### [DIRECTIVE]
Produce a verbatim copy of the entries listed below.

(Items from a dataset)
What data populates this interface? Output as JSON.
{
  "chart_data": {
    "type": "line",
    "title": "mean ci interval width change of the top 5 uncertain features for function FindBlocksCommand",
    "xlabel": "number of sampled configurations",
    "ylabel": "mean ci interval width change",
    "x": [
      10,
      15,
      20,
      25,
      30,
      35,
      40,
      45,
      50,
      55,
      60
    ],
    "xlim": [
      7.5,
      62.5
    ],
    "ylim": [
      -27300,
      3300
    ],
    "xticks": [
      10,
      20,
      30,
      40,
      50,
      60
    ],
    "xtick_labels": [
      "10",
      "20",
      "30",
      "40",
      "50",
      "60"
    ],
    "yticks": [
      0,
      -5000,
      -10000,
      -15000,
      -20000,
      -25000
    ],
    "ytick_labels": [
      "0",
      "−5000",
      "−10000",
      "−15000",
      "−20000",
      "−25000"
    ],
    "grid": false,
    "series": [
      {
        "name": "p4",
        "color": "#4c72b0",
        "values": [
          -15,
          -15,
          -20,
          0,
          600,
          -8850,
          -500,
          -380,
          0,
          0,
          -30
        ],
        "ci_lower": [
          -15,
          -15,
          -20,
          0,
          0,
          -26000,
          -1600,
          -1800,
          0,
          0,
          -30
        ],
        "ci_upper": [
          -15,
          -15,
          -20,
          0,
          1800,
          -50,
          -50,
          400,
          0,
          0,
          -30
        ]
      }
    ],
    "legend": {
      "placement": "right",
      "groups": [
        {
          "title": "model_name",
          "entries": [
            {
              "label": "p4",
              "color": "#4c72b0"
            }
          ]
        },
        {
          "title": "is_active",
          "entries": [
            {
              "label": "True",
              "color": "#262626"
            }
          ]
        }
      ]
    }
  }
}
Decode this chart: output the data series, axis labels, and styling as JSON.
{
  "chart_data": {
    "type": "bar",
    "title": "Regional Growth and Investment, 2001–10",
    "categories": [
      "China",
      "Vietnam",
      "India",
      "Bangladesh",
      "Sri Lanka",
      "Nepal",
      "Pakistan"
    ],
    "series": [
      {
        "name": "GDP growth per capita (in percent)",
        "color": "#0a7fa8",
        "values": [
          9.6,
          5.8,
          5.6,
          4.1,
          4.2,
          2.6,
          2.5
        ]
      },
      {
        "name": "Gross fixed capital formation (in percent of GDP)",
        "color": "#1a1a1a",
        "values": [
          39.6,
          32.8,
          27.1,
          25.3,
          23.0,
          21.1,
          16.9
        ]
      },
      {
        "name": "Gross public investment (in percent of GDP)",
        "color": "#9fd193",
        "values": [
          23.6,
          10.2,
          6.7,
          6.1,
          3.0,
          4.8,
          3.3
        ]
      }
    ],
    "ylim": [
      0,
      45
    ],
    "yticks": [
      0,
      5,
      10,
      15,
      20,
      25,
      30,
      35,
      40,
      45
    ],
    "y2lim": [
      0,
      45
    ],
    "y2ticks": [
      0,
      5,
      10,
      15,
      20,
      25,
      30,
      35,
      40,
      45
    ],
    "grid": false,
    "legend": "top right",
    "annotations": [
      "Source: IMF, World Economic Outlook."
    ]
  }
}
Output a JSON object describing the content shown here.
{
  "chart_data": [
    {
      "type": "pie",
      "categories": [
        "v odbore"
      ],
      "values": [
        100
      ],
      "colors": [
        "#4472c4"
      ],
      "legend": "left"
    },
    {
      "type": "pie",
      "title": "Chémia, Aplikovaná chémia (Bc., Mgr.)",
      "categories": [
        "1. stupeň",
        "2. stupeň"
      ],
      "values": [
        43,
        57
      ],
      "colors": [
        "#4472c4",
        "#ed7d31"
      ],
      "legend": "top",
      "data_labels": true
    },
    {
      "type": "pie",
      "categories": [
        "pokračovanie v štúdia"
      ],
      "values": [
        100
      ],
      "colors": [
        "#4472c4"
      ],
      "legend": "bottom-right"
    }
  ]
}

### [RESPONSE TO THIS EXERCISE]
What data populates this interface? Output as JSON.
{
  "chart_data": {
    "type": "line",
    "title": "mean ci interval width change of the top 5 uncertain features for function FindBlocksCommand",
    "xlabel": "number of sampled configurations",
    "ylabel": "mean ci interval width change",
    "x": [
      10,
      15,
      20,
      25,
      30,
      35,
      40,
      45,
      50,
      55,
      60
    ],
    "xlim": [
      7.5,
      62.5
    ],
    "ylim": [
      -27300,
      3300
    ],
    "xticks": [
      10,
      20,
      30,
      40,
      50,
      60
    ],
    "xtick_labels": [
      "10",
      "20",
      "30",
      "40",
      "50",
      "60"
    ],
    "yticks": [
      0,
      -5000,
      -10000,
      -15000,
      -20000,
      -25000
    ],
    "ytick_labels": [
      "0",
      "−5000",
      "−10000",
      "−15000",
      "−20000",
      "−25000"
    ],
    "grid": false,
    "series": [
      {
        "name": "p4",
        "color": "#4c72b0",
        "values": [
          -15,
          -15,
          -20,
          0,
          600,
          -8850,
          -500,
          -380,
          0,
          0,
          -30
        ],
        "ci_lower": [
          -15,
          -15,
          -20,
          0,
          0,
          -26000,
          -1600,
          -1800,
          0,
          0,
          -30
        ],
        "ci_upper": [
          -15,
          -15,
          -20,
          0,
          1800,
          -50,
          -50,
          400,
          0,
          0,
          -30
        ]
      }
    ],
    "legend": {
      "placement": "right",
      "groups": [
        {
          "title": "model_name",
          "entries": [
            {
              "label": "p4",
              "color": "#4c72b0"
            }
          ]
        },
        {
          "title": "is_active",
          "entries": [
            {
              "label": "True",
              "color": "#262626"
            }
          ]
        }
      ]
    }
  }
}
Decode this chart: output the data series, axis labels, and styling as JSON.
{
  "chart_data": {
    "type": "bar",
    "title": "Regional Growth and Investment, 2001–10",
    "categories": [
      "China",
      "Vietnam",
      "India",
      "Bangladesh",
      "Sri Lanka",
      "Nepal",
      "Pakistan"
    ],
    "series": [
      {
        "name": "GDP growth per capita (in percent)",
        "color": "#0a7fa8",
        "values": [
          9.6,
          5.8,
          5.6,
          4.1,
          4.2,
          2.6,
          2.5
        ]
      },
      {
        "name": "Gross fixed capital formation (in percent of GDP)",
        "color": "#1a1a1a",
        "values": [
          39.6,
          32.8,
          27.1,
          25.3,
          23.0,
          21.1,
          16.9
        ]
      },
      {
        "name": "Gross public investment (in percent of GDP)",
        "color": "#9fd193",
        "values": [
          23.6,
          10.2,
          6.7,
          6.1,
          3.0,
          4.8,
          3.3
        ]
      }
    ],
    "ylim": [
      0,
      45
    ],
    "yticks": [
      0,
      5,
      10,
      15,
      20,
      25,
      30,
      35,
      40,
      45
    ],
    "y2lim": [
      0,
      45
    ],
    "y2ticks": [
      0,
      5,
      10,
      15,
      20,
      25,
      30,
      35,
      40,
      45
    ],
    "grid": false,
    "legend": "top right",
    "annotations": [
      "Source: IMF, World Economic Outlook."
    ]
  }
}
Output a JSON object describing the content shown here.
{
  "chart_data": [
    {
      "type": "pie",
      "categories": [
        "v odbore"
      ],
      "values": [
        100
      ],
      "colors": [
        "#4472c4"
      ],
      "legend": "left"
    },
    {
      "type": "pie",
      "title": "Chémia, Aplikovaná chémia (Bc., Mgr.)",
      "categories": [
        "1. stupeň",
        "2. stupeň"
      ],
      "values": [
        43,
        57
      ],
      "colors": [
        "#4472c4",
        "#ed7d31"
      ],
      "legend": "top",
      "data_labels": true
    },
    {
      "type": "pie",
      "categories": [
        "pokračovanie v štúdia"
      ],
      "values": [
        100
      ],
      "colors": [
        "#4472c4"
      ],
      "legend": "bottom-right"
    }
  ]
}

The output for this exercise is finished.